Data listing:

* START *

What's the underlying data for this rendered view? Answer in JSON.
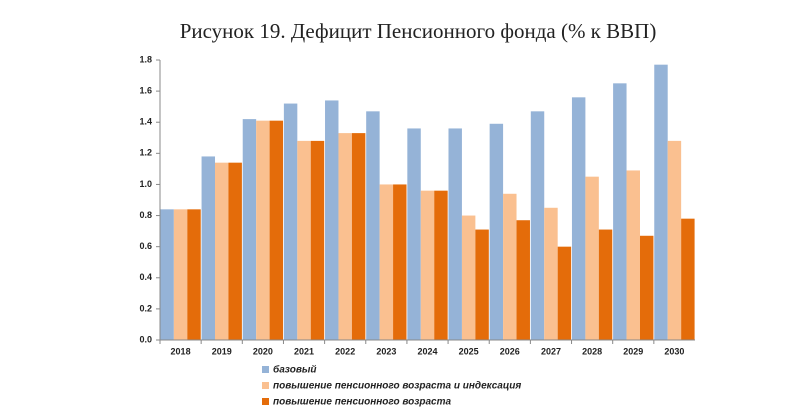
{
  "chart_data": {
    "type": "bar",
    "title": "Рисунок 19. Дефицит Пенсионного фонда (% к ВВП)",
    "categories": [
      "2018",
      "2019",
      "2020",
      "2021",
      "2022",
      "2023",
      "2024",
      "2025",
      "2026",
      "2027",
      "2028",
      "2029",
      "2030"
    ],
    "series": [
      {
        "name": "базовый",
        "color": "#95b3d7",
        "values": [
          0.84,
          1.18,
          1.42,
          1.52,
          1.54,
          1.47,
          1.36,
          1.36,
          1.39,
          1.47,
          1.56,
          1.65,
          1.77
        ]
      },
      {
        "name": "повышение пенсионного возраста и индексация",
        "color": "#fac090",
        "values": [
          0.84,
          1.14,
          1.41,
          1.28,
          1.33,
          1.0,
          0.96,
          0.8,
          0.94,
          0.85,
          1.05,
          1.09,
          1.28
        ]
      },
      {
        "name": "повышение пенсионного возраста",
        "color": "#e46c0a",
        "values": [
          0.84,
          1.14,
          1.41,
          1.28,
          1.33,
          1.0,
          0.96,
          0.71,
          0.77,
          0.6,
          0.71,
          0.67,
          0.78
        ]
      }
    ],
    "ylim": [
      0,
      1.8
    ],
    "yticks": [
      {
        "value": 0,
        "label": "0.0"
      },
      0.2,
      0.4,
      0.6,
      0.8,
      {
        "value": 1,
        "label": "1.0"
      },
      1.2,
      1.4,
      1.6,
      1.8
    ],
    "grid": false
  }
}
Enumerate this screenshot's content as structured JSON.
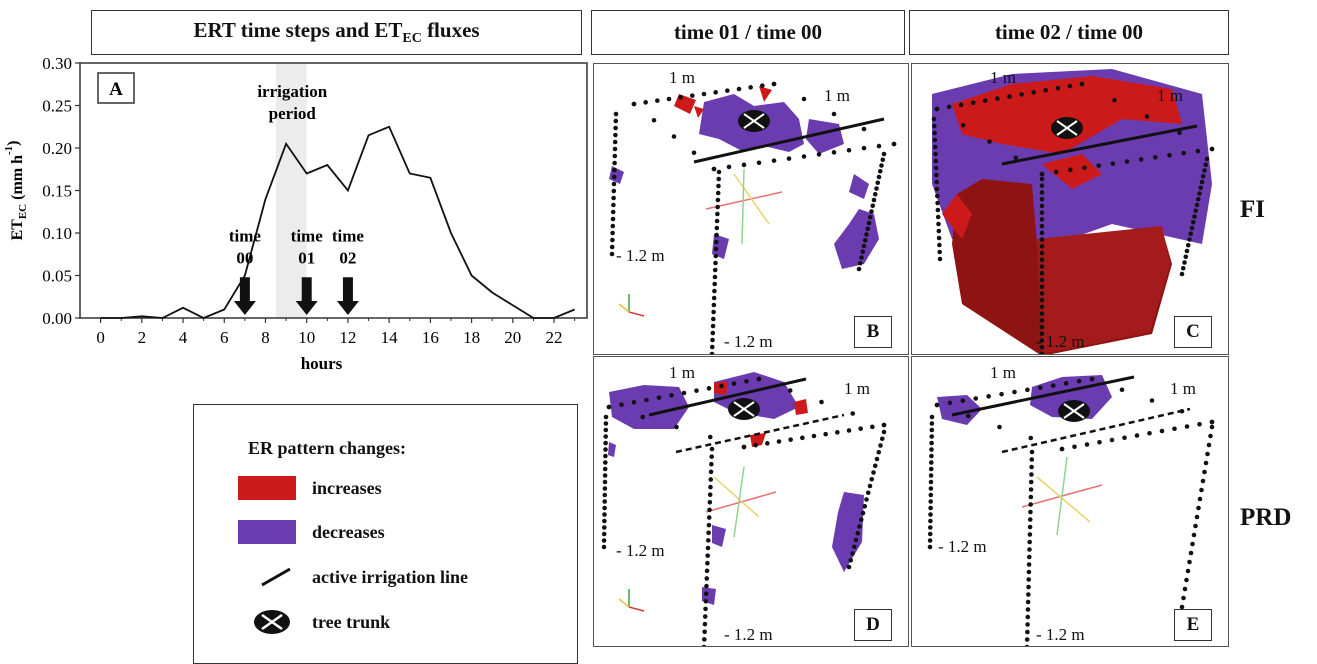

* END *

**Task instructions:** Report each line in the data that holds the word "this".

**In response:**
What's the underlying data for this rendered view? Answer in JSON.
Enumerate this screenshot's content as structured JSON.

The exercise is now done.